What is needed
Every line holding the word "Händler" counts once. Give the total, nothing more.

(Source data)
----
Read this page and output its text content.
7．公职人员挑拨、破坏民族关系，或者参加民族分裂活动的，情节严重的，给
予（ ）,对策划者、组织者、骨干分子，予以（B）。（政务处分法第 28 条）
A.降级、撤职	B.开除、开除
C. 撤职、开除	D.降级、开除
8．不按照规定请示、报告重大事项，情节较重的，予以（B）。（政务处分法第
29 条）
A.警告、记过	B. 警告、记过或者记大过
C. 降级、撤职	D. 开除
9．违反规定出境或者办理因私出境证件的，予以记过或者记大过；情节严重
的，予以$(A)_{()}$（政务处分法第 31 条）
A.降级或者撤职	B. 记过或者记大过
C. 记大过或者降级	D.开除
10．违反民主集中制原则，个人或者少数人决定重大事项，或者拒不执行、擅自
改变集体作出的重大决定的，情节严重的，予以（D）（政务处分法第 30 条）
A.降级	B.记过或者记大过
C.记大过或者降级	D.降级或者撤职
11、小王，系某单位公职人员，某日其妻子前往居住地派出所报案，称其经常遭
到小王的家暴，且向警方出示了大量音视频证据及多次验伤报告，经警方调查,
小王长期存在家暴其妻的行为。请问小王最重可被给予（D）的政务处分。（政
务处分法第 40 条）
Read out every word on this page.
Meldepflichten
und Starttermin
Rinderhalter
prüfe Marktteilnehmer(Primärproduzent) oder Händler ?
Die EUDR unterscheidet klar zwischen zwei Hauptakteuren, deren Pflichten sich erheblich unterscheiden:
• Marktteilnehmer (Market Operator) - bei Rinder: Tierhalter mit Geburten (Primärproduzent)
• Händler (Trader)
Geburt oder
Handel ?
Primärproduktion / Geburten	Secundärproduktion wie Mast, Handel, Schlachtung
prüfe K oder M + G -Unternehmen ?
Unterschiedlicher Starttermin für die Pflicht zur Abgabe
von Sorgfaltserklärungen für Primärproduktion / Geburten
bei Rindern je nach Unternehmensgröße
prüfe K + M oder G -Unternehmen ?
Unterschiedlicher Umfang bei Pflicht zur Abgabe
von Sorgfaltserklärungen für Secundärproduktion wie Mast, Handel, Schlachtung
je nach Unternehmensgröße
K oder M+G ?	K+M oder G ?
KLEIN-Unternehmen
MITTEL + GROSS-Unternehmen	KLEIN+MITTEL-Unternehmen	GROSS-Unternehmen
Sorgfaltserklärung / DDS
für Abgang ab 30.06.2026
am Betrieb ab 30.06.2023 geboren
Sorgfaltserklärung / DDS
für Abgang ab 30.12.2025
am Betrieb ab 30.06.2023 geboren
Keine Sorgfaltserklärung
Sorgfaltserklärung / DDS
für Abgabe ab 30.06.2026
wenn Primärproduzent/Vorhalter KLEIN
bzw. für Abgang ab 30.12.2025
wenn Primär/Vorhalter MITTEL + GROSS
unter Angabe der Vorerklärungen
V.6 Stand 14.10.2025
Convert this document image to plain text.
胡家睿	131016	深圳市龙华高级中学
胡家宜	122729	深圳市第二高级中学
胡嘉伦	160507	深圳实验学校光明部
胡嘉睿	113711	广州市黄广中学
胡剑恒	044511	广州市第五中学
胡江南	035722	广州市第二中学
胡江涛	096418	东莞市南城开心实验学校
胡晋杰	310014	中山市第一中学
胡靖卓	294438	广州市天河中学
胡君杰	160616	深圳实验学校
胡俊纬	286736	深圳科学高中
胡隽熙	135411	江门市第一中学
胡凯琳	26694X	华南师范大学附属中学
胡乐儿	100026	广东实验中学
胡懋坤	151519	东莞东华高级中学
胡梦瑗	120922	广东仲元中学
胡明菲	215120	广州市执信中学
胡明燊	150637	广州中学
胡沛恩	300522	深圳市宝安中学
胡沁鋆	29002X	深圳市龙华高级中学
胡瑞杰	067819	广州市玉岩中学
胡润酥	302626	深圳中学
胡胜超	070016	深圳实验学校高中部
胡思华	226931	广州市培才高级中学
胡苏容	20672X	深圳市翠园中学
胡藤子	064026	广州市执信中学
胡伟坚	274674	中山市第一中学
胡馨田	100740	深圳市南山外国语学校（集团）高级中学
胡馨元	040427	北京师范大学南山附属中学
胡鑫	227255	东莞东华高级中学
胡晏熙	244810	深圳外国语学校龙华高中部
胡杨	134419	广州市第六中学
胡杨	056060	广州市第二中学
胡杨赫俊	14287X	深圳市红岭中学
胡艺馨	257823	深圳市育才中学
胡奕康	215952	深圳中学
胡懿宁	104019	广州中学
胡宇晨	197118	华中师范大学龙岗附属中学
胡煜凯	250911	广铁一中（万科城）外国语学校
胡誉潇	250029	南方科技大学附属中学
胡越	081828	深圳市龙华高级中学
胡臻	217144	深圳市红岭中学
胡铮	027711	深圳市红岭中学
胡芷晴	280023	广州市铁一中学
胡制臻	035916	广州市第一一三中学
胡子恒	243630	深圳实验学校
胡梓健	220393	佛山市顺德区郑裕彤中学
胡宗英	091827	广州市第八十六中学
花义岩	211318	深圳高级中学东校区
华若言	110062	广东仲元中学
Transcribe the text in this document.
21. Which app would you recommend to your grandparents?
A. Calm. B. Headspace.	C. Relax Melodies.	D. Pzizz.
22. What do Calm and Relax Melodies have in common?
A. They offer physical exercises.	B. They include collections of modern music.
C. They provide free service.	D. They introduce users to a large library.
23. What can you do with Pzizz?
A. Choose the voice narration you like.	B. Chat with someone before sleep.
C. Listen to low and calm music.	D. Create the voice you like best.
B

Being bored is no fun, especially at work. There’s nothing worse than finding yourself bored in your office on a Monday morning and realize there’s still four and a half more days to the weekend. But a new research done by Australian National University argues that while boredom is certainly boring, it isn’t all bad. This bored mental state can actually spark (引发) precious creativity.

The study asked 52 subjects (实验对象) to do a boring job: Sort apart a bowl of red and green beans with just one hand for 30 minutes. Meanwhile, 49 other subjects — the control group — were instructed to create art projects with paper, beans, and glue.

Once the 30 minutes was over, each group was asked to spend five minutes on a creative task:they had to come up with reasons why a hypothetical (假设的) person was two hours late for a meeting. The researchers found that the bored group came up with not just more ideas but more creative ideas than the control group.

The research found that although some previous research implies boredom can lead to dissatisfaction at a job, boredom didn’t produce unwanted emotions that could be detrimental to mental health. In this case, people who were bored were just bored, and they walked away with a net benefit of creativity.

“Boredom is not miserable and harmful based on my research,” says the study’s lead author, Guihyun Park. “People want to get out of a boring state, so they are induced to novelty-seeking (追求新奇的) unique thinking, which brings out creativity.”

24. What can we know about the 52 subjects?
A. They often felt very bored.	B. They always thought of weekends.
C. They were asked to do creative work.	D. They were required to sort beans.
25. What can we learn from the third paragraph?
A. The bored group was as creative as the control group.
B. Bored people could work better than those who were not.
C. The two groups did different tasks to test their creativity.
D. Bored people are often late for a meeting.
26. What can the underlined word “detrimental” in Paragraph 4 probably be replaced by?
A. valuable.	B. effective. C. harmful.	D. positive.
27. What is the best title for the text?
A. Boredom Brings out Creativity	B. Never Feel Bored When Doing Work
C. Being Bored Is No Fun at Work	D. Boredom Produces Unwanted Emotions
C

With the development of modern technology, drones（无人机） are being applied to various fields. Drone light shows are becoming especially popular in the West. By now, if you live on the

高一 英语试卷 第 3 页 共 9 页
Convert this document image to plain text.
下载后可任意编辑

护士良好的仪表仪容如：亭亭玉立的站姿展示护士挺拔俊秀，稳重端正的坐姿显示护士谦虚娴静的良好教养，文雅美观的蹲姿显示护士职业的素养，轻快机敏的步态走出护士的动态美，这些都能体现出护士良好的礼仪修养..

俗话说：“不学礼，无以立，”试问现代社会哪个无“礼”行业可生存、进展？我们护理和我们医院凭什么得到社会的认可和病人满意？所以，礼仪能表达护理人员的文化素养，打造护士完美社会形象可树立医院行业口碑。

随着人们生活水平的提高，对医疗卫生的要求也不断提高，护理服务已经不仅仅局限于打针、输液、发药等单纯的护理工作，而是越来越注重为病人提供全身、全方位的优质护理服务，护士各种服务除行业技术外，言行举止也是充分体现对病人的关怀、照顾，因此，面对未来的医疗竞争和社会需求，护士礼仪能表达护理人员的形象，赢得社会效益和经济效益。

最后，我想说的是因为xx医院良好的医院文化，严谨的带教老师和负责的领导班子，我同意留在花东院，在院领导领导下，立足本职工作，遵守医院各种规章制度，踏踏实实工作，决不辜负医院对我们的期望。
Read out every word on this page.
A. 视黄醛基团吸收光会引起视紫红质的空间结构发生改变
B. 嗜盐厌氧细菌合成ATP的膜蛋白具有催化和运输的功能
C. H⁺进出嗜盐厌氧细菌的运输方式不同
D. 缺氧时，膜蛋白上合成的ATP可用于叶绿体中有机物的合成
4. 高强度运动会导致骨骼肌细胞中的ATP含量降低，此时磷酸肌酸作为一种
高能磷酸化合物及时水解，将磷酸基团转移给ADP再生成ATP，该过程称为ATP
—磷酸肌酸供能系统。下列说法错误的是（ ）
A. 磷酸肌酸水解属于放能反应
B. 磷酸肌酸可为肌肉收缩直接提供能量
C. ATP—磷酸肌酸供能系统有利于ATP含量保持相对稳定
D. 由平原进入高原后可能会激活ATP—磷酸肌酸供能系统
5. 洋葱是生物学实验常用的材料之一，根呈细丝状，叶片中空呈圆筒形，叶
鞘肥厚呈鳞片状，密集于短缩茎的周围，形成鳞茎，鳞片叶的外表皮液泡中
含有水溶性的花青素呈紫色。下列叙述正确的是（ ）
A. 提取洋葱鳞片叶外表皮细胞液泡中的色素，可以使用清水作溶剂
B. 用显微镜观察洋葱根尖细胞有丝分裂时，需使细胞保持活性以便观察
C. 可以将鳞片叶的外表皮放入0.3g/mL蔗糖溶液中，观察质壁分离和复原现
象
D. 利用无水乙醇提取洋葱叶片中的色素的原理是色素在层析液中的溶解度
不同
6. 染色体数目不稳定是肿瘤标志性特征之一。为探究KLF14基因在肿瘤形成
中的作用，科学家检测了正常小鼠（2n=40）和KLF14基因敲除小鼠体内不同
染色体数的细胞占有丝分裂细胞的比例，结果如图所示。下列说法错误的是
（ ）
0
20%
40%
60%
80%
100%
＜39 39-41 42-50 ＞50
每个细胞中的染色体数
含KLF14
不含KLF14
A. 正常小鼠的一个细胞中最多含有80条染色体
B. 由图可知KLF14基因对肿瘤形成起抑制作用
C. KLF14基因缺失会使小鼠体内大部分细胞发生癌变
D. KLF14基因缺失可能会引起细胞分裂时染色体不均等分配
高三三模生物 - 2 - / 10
----
Result of the task
2